Selected text:
Somehow whatever I try to blacklist, somehow I can’t get rid of nvidiafb and nouveau.
In /etc/modprobe.d I have :
blacklist-framebuffer.conf
'# Framebuffer drivers are generally buggy and poorly-supported, and cause
'# suspend failures, kernel panics and general mayhem. For this reason we
'# never load them automatically.
blacklist aty128fb
blacklist atyfb
blacklist radeonfb
blacklist cirrusfb
blacklist cyber2000fb
blacklist cyblafb
blacklist gx1fb
blacklist hgafb
blacklist i810fb
blacklist intelfb
blacklist kyrofb
blacklist lxfb
blacklist matroxfb_base
blacklist neofb
blacklist nvidiafb
blacklist pm2fb
blacklist rivafb
blacklist s1d13xxxfb
blacklist savagefb
blacklist sisfb
blacklist sstfb
blacklist tdfxfb
blacklist tridentfb
blacklist vesafb
blacklist vfb
blacklist viafb
blacklist vt8623fb
blacklist udlfb

blacklist-nouveau.conf:
blacklist nouveau
blacklist lbm-nouveau
options nouveau modeset=0
alias nouveau off
alias lbm-nouveau off

blacklist-nvidia-nouveau.conf:
blacklist nouveau
options nouveau modeset=0

nouveau-kms.conf :
options nouveau modeset=0

in /lib/modprobe.d/ I have
fbdev-blacklist.conf:
'# This file blacklists most old-style PCI framebuffer drivers.

Instruction A: In the forum post about blacklisting nvidiafb and nouveau, what reason does the comment in blacklist-framebuffer.conf give for never loading framebuffer drivers automatically?
Instruction B: Carry on the forum post about blacklisting nvidiafb and nouveau, starting after its last line.

Information provided:
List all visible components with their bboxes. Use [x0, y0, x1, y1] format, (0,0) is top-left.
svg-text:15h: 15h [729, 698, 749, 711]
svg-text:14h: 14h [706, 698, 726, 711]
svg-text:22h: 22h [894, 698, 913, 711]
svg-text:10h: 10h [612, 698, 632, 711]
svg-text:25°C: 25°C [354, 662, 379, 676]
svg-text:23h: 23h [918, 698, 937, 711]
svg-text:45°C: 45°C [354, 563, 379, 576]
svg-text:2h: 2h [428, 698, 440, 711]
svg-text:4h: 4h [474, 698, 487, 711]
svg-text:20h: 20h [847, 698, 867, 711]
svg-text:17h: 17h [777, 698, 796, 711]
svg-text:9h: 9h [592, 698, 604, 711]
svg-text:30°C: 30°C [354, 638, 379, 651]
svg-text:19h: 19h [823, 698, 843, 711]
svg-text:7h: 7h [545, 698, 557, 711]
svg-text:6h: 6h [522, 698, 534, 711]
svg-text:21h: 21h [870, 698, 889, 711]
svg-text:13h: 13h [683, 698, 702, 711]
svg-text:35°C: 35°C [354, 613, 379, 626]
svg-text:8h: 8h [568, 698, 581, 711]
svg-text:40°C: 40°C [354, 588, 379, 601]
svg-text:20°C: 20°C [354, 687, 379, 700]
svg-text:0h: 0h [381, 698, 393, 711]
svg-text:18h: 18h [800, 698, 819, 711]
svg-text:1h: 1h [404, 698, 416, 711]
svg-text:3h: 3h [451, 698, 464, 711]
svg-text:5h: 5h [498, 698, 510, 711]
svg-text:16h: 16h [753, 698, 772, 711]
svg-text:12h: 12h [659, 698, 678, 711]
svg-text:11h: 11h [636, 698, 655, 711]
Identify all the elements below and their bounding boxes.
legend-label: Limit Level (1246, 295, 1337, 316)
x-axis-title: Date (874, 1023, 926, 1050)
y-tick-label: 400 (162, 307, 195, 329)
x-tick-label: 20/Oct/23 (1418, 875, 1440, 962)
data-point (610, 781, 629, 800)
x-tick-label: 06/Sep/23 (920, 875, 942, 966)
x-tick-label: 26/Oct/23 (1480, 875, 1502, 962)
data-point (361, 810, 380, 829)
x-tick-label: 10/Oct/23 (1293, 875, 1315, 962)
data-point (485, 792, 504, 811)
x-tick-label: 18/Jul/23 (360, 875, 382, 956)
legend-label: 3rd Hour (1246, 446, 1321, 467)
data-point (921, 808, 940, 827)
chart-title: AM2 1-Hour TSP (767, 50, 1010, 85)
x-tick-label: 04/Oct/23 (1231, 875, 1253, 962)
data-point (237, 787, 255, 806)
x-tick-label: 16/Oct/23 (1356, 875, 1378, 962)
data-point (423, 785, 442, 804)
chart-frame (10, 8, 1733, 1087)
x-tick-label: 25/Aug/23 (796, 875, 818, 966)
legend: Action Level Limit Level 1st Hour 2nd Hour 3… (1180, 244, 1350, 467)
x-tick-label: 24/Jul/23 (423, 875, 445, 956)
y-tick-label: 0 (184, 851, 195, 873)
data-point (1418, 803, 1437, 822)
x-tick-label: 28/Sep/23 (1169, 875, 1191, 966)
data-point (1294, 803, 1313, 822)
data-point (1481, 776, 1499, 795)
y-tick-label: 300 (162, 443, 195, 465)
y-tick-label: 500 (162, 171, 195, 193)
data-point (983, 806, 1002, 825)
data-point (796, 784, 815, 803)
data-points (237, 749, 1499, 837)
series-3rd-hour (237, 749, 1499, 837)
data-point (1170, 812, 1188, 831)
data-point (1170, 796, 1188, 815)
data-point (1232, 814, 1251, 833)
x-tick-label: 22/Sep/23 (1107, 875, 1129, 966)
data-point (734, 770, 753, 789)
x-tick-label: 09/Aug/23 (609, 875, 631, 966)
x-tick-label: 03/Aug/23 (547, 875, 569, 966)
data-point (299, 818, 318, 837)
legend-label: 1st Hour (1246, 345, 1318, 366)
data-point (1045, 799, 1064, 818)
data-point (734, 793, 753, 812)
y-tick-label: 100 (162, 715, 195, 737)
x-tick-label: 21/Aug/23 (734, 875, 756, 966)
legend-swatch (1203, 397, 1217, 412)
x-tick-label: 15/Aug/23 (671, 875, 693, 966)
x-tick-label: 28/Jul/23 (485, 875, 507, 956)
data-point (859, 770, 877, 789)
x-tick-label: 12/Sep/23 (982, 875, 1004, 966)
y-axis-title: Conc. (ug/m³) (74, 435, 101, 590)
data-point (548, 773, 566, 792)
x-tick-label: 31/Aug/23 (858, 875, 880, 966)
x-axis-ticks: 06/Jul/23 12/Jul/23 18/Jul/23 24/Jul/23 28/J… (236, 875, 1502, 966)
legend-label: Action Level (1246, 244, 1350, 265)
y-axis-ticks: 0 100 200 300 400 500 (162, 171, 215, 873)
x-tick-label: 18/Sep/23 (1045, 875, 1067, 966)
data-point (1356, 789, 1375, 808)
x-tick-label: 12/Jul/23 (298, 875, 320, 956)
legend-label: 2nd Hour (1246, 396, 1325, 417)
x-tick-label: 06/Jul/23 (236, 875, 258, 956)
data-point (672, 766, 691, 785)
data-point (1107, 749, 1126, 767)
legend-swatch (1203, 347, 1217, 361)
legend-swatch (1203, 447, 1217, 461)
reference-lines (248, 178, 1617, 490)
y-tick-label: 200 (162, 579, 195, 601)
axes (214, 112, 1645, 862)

Right answer A: Framebuffer drivers are generally buggy and poorly supported, and they cause suspend failures, kernel panics and general mayhem.

Right answer B:
blacklist arkfb
blacklist aty128fb
blacklist atyfb
blacklist radeonfb
blacklist cirrusfb
blacklist cyber2000fb
blacklist kyrofb
blacklist matroxfb_base
blacklist mb862xxfb
blacklist neofb
blacklist pm2fb
blacklist pm3fb
blacklist s3fb
blacklist savagefb
blacklist sisfb
blacklist tdfxfb
blacklist tridentfb
blacklist vt8623fb
blacklist nvidiafb

and nvidia-graphics-drivers.conf:
blacklist nouveau
blacklist lbm-nouveau

and have run ‘sudo update-initramfs -u’ several times.

What could I do?
All the best,

Florian

nvidia-bug-report.log.gz (555.5 KB)
nvidia-installer.log (28.9 KB)

Now you’re running into

NVRM: This PCI I/O region assigned to your NVIDIA device is invalid:
                                                 NVRM: BAR1 is 0M @ 0x0 (PCI:0000:3c:00.0)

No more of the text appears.